→ DATA FOR PROCESSING
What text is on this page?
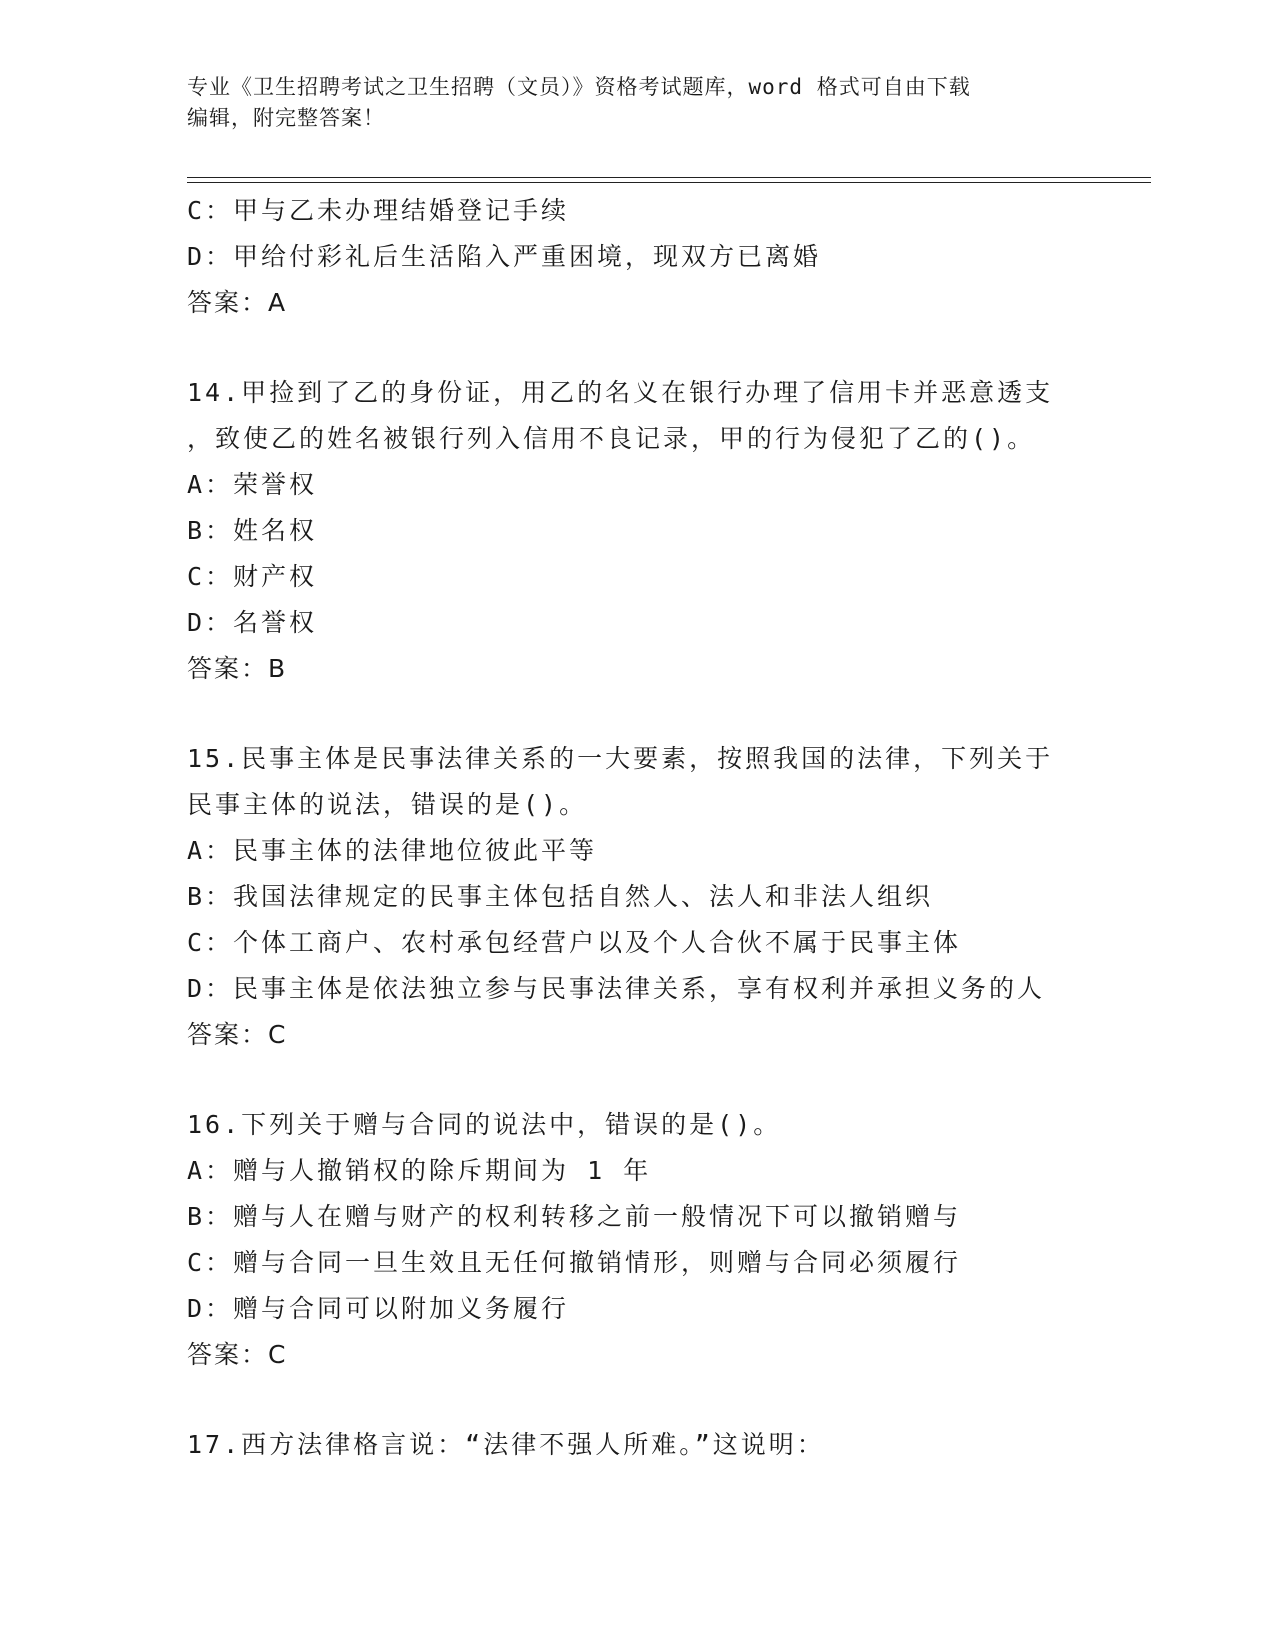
专业《卫生招聘考试之卫生招聘（文员）》资格考试题库，word 格式可自由下载
编辑，附完整答案！
C：甲与乙未办理结婚登记手续
D：甲给付彩礼后生活陷入严重困境，现双方已离婚
答案：A
14.甲捡到了乙的身份证，用乙的名义在银行办理了信用卡并恶意透支
，致使乙的姓名被银行列入信用不良记录，甲的行为侵犯了乙的()。
A：荣誉权
B：姓名权
C：财产权
D：名誉权
答案：B
15.民事主体是民事法律关系的一大要素，按照我国的法律，下列关于
民事主体的说法，错误的是()。
A：民事主体的法律地位彼此平等
B：我国法律规定的民事主体包括自然人、法人和非法人组织
C：个体工商户、农村承包经营户以及个人合伙不属于民事主体
D：民事主体是依法独立参与民事法律关系，享有权利并承担义务的人
答案：C
16.下列关于赠与合同的说法中，错误的是()。
A：赠与人撤销权的除斥期间为 1 年
B：赠与人在赠与财产的权利转移之前一般情况下可以撤销赠与
C：赠与合同一旦生效且无任何撤销情形，则赠与合同必须履行
D：赠与合同可以附加义务履行
答案：C
17.西方法律格言说：“法律不强人所难。”这说明：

→ EXERCISE DETAILS
Omit the pictures and reproduce the listing exactly.

→ TASK SOLUTION
What text is on this page?
专业《卫生招聘考试之卫生招聘（文员）》资格考试题库，word 格式可自由下载
编辑，附完整答案！
C：甲与乙未办理结婚登记手续
D：甲给付彩礼后生活陷入严重困境，现双方已离婚
答案：A
14.甲捡到了乙的身份证，用乙的名义在银行办理了信用卡并恶意透支
，致使乙的姓名被银行列入信用不良记录，甲的行为侵犯了乙的()。
A：荣誉权
B：姓名权
C：财产权
D：名誉权
答案：B
15.民事主体是民事法律关系的一大要素，按照我国的法律，下列关于
民事主体的说法，错误的是()。
A：民事主体的法律地位彼此平等
B：我国法律规定的民事主体包括自然人、法人和非法人组织
C：个体工商户、农村承包经营户以及个人合伙不属于民事主体
D：民事主体是依法独立参与民事法律关系，享有权利并承担义务的人
答案：C
16.下列关于赠与合同的说法中，错误的是()。
A：赠与人撤销权的除斥期间为 1 年
B：赠与人在赠与财产的权利转移之前一般情况下可以撤销赠与
C：赠与合同一旦生效且无任何撤销情形，则赠与合同必须履行
D：赠与合同可以附加义务履行
答案：C
17.西方法律格言说：“法律不强人所难。”这说明：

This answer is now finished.